Aim of the task:
Retype all the entries word for word, but omit the pictures.

Entries supplied:
┄┄┄┄┄┄┄┄┄┄┄┄┄┄┄┄┄┄┄┄

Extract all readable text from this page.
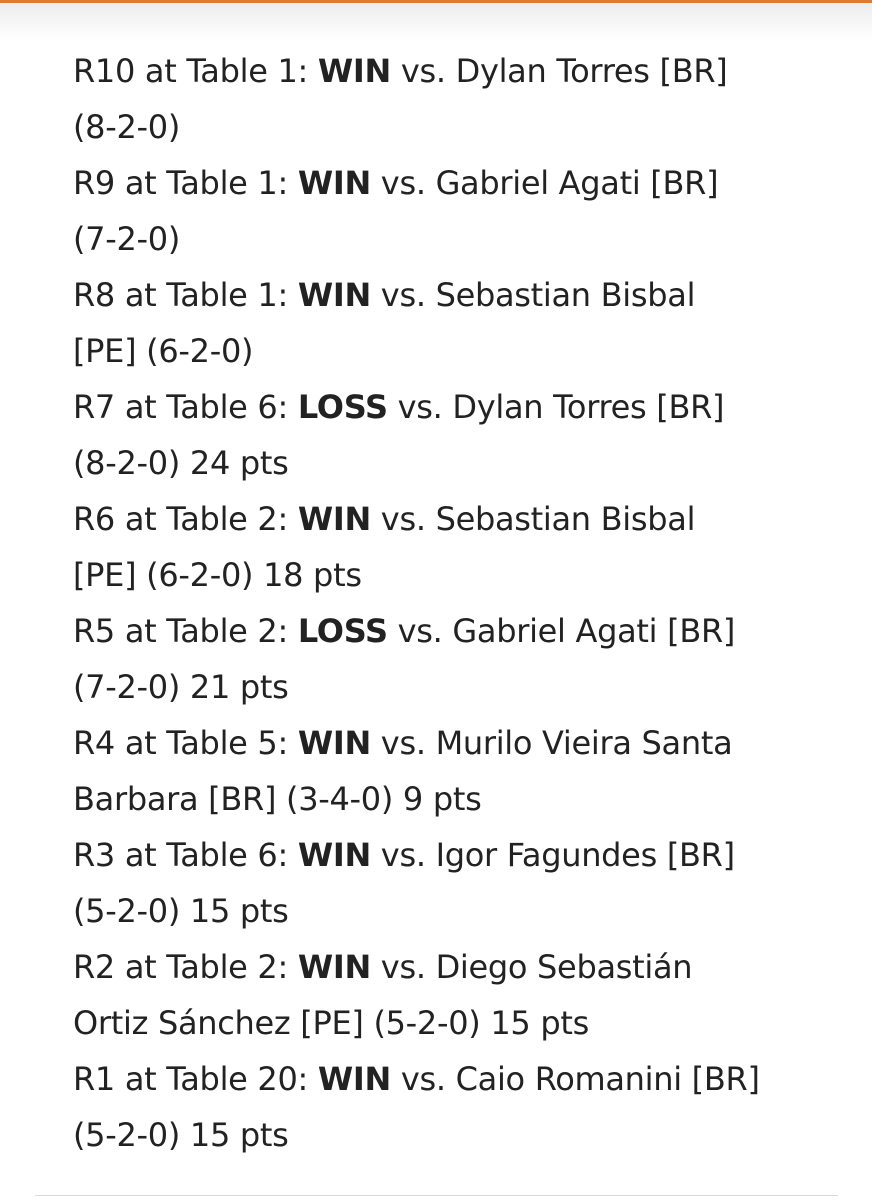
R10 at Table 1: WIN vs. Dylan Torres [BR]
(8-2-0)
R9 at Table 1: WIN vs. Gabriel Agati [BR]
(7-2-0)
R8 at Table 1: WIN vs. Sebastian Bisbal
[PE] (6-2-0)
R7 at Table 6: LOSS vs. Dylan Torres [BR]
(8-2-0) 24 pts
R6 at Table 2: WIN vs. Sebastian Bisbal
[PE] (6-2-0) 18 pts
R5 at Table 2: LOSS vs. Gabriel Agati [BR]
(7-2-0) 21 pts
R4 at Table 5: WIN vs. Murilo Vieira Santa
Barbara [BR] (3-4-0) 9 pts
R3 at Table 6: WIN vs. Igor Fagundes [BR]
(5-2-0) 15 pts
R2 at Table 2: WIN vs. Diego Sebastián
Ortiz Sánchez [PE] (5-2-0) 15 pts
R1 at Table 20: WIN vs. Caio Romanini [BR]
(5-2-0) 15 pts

┄┄┄┄┄┄┄┄┄┄┄┄┄┄┄┄┄┄┄┄

Result of the task:
Extract all readable text from this page.
R10 at Table 1: WIN vs. Dylan Torres [BR]
(8-2-0)
R9 at Table 1: WIN vs. Gabriel Agati [BR]
(7-2-0)
R8 at Table 1: WIN vs. Sebastian Bisbal
[PE] (6-2-0)
R7 at Table 6: LOSS vs. Dylan Torres [BR]
(8-2-0) 24 pts
R6 at Table 2: WIN vs. Sebastian Bisbal
[PE] (6-2-0) 18 pts
R5 at Table 2: LOSS vs. Gabriel Agati [BR]
(7-2-0) 21 pts
R4 at Table 5: WIN vs. Murilo Vieira Santa
Barbara [BR] (3-4-0) 9 pts
R3 at Table 6: WIN vs. Igor Fagundes [BR]
(5-2-0) 15 pts
R2 at Table 2: WIN vs. Diego Sebastián
Ortiz Sánchez [PE] (5-2-0) 15 pts
R1 at Table 20: WIN vs. Caio Romanini [BR]
(5-2-0) 15 pts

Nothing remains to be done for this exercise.